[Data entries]
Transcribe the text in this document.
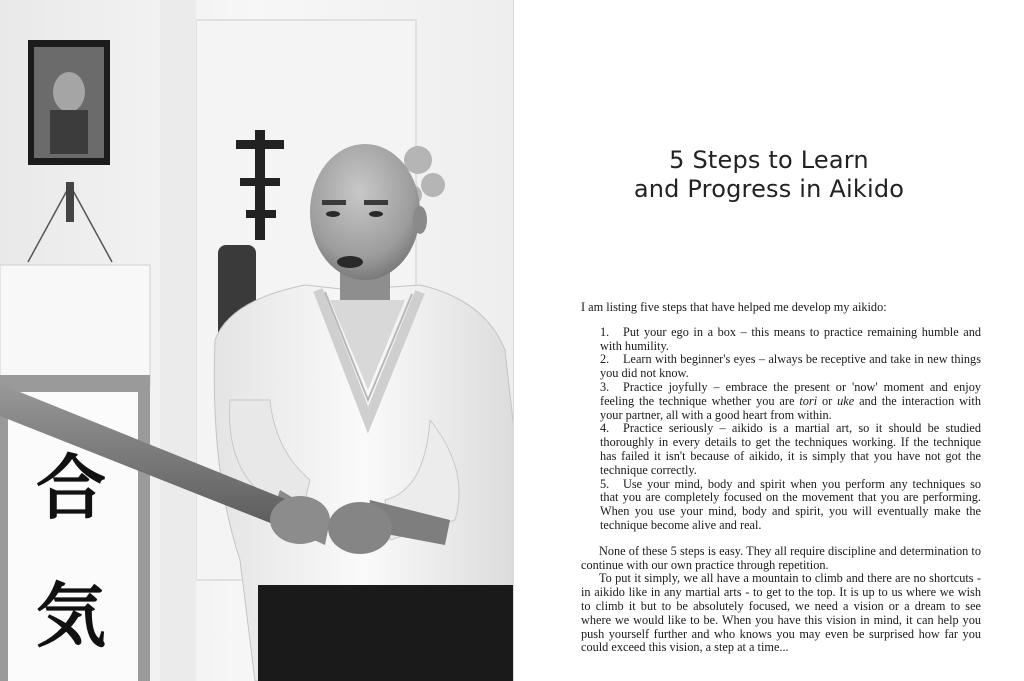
合
気
5 Steps to Learn
and Progress in Aikido

I am listing five steps that have helped me develop my aikido:

1. Put your ego in a box – this means to practice remaining humble and with humility.
2. Learn with beginner's eyes – always be receptive and take in new things you did not know.
3. Practice joyfully – embrace the present or 'now' moment and enjoy feeling the technique whether you are tori or uke and the interaction with your partner, all with a good heart from within.
4. Practice seriously – aikido is a martial art, so it should be studied thoroughly in every details to get the techniques working. If the technique has failed it isn't because of aikido, it is simply that you have not got the technique correctly.
5. Use your mind, body and spirit when you perform any techniques so that you are completely focused on the movement that you are performing. When you use your mind, body and spirit, you will eventually make the technique become alive and real.

None of these 5 steps is easy. They all require discipline and determination to continue with our own practice through repetition.

To put it simply, we all have a mountain to climb and there are no shortcuts - in aikido like in any martial arts - to get to the top. It is up to us where we wish to climb it but to be absolutely focused, we need a vision or a dream to see where we would like to be. When you have this vision in mind, it can help you push yourself further and who knows you may even be surprised how far you could exceed this vision, a step at a time...
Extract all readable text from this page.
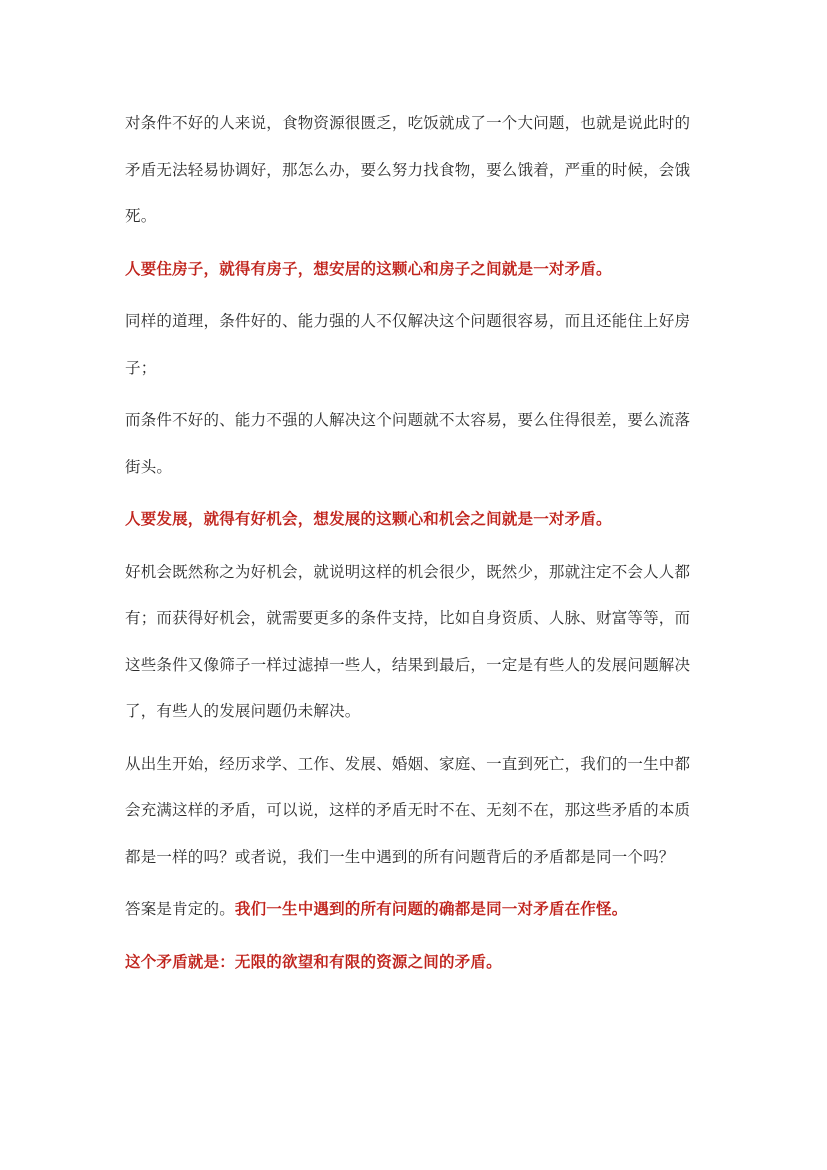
对条件不好的人来说，食物资源很匮乏，吃饭就成了一个大问题，也就是说此时的矛盾无法轻易协调好，那怎么办，要么努力找食物，要么饿着，严重的时候，会饿死。

人要住房子，就得有房子，想安居的这颗心和房子之间就是一对矛盾。

同样的道理，条件好的、能力强的人不仅解决这个问题很容易，而且还能住上好房子；

而条件不好的、能力不强的人解决这个问题就不太容易，要么住得很差，要么流落街头。

人要发展，就得有好机会，想发展的这颗心和机会之间就是一对矛盾。

好机会既然称之为好机会，就说明这样的机会很少，既然少，那就注定不会人人都有；而获得好机会，就需要更多的条件支持，比如自身资质、人脉、财富等等，而这些条件又像筛子一样过滤掉一些人，结果到最后，一定是有些人的发展问题解决了，有些人的发展问题仍未解决。

从出生开始，经历求学、工作、发展、婚姻、家庭、一直到死亡，我们的一生中都会充满这样的矛盾，可以说，这样的矛盾无时不在、无刻不在，那这些矛盾的本质都是一样的吗？或者说，我们一生中遇到的所有问题背后的矛盾都是同一个吗？

答案是肯定的。我们一生中遇到的所有问题的确都是同一对矛盾在作怪。

这个矛盾就是：无限的欲望和有限的资源之间的矛盾。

EXERCISE PROMPT:
Collect every line above that contains the word "When".

THE ANSWER:
5. Use your mind, body and spirit when you perform any techniques so that you are completely focused on the movement that you are performing. When you use your mind, body and spirit, you will eventually make the technique become alive and real.
To put it simply, we all have a mountain to climb and there are no shortcuts - in aikido like in any martial arts - to get to the top. It is up to us where we wish to climb it but to be absolutely focused, we need a vision or a dream to see where we would like to be. When you have this vision in mind, it can help you push yourself further and who knows you may even be surprised how far you could exceed this vision, a step at a time...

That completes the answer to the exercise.